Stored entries
--- START ---

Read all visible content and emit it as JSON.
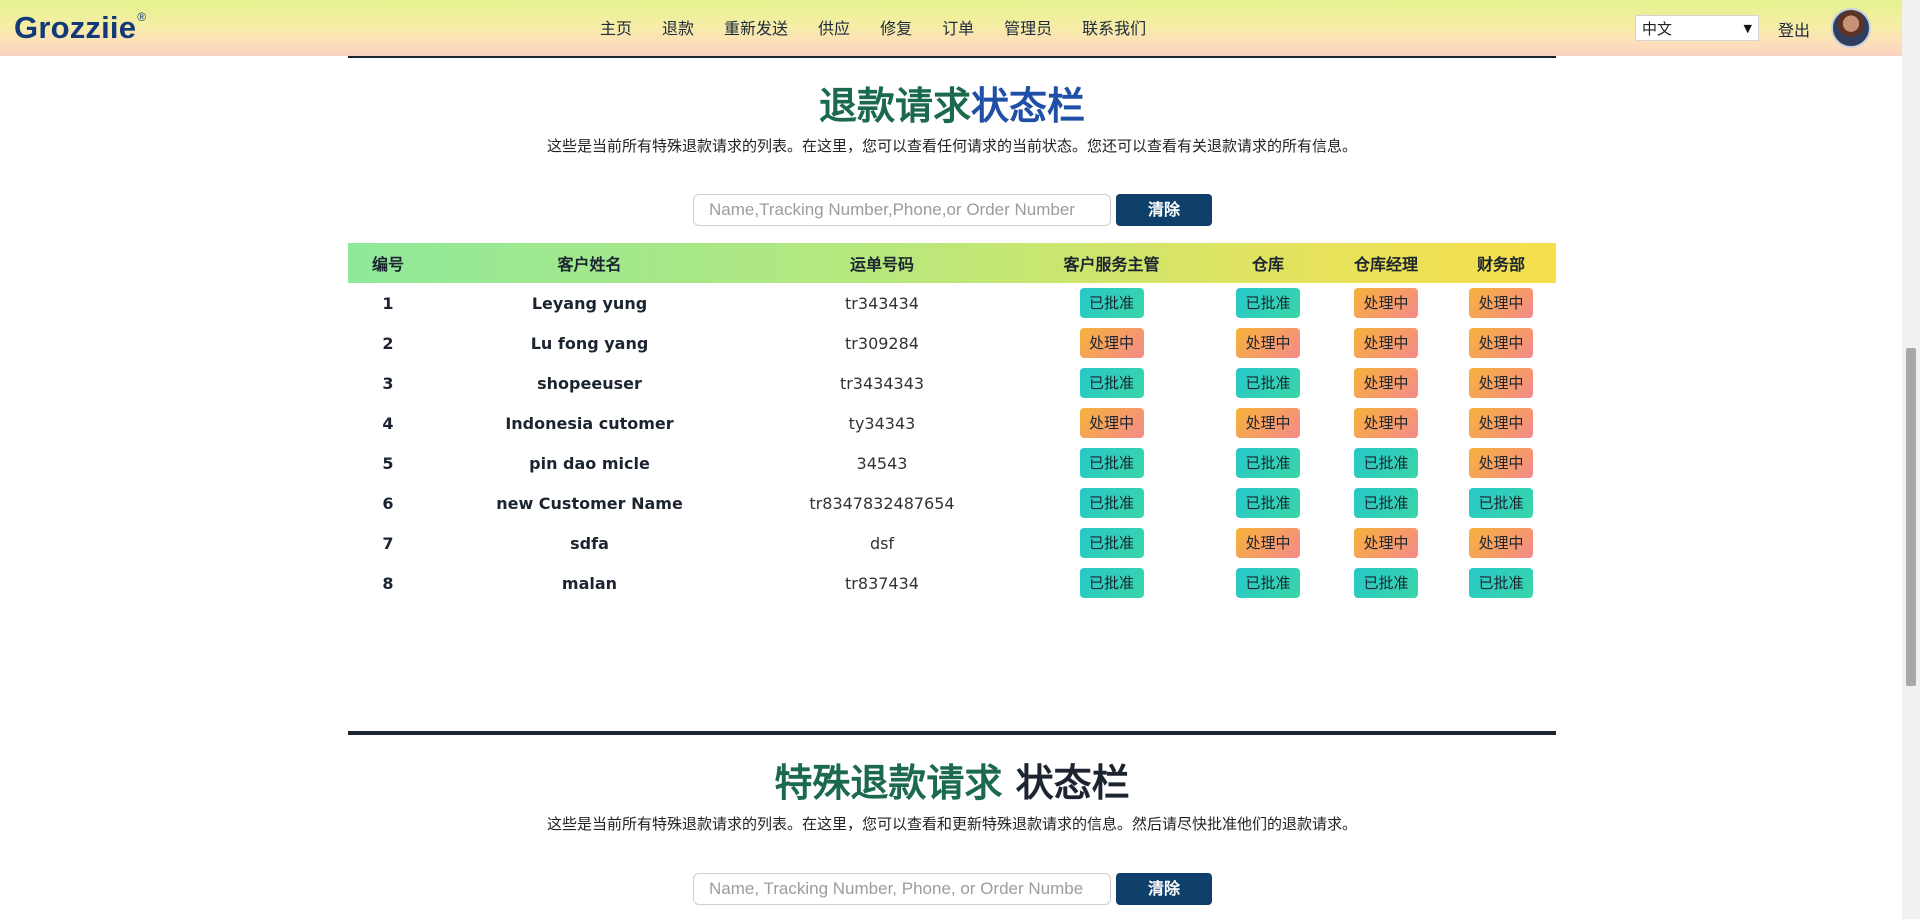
{
  "nav": {
    "logo": "Grozziie",
    "logo_mark": "®",
    "links": [
      "主页",
      "退款",
      "重新发送",
      "供应",
      "修复",
      "订单",
      "管理员",
      "联系我们"
    ],
    "language": "中文",
    "logout": "登出"
  },
  "section1": {
    "title_part1": "退款请求",
    "title_part2": "状态栏",
    "description": "这些是当前所有特殊退款请求的列表。在这里，您可以查看任何请求的当前状态。您还可以查看有关退款请求的所有信息。",
    "search_placeholder": "Name,Tracking Number,Phone,or Order Number",
    "clear_label": "清除",
    "table": {
      "headers": [
        "编号",
        "客户姓名",
        "运单号码",
        "客户服务主管",
        "仓库",
        "仓库经理",
        "财务部"
      ],
      "rows": [
        {
          "no": "1",
          "name": "Leyang yung",
          "tracking": "tr343434",
          "status": [
            "已批准",
            "已批准",
            "处理中",
            "处理中"
          ]
        },
        {
          "no": "2",
          "name": "Lu fong yang",
          "tracking": "tr309284",
          "status": [
            "处理中",
            "处理中",
            "处理中",
            "处理中"
          ]
        },
        {
          "no": "3",
          "name": "shopeeuser",
          "tracking": "tr3434343",
          "status": [
            "已批准",
            "已批准",
            "处理中",
            "处理中"
          ]
        },
        {
          "no": "4",
          "name": "Indonesia cutomer",
          "tracking": "ty34343",
          "status": [
            "处理中",
            "处理中",
            "处理中",
            "处理中"
          ]
        },
        {
          "no": "5",
          "name": "pin dao micle",
          "tracking": "34543",
          "status": [
            "已批准",
            "已批准",
            "已批准",
            "处理中"
          ]
        },
        {
          "no": "6",
          "name": "new Customer Name",
          "tracking": "tr8347832487654",
          "status": [
            "已批准",
            "已批准",
            "已批准",
            "已批准"
          ]
        },
        {
          "no": "7",
          "name": "sdfa",
          "tracking": "dsf",
          "status": [
            "已批准",
            "处理中",
            "处理中",
            "处理中"
          ]
        },
        {
          "no": "8",
          "name": "malan",
          "tracking": "tr837434",
          "status": [
            "已批准",
            "已批准",
            "已批准",
            "已批准"
          ]
        }
      ]
    }
  },
  "section2": {
    "title_part1": "特殊退款请求",
    "title_part2": "状态栏",
    "description": "这些是当前所有特殊退款请求的列表。在这里，您可以查看和更新特殊退款请求的信息。然后请尽快批准他们的退款请求。",
    "search_placeholder": "Name, Tracking Number, Phone, or Order Numbe",
    "clear_label": "清除"
  },
  "colors": {
    "approved": "#2ccfbd",
    "pending": "#f5a05a",
    "primary_button": "#0f3f6b",
    "title_green": "#1b6a4e",
    "title_blue": "#1f4fa6"
  },
  "icons": [
    "chevron-down-icon",
    "avatar"
  ]
}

--- END ---

* **To be done**: Looking at the entries above, state how many lines contain "Phone"; give the number alone.

* **Written response**: 2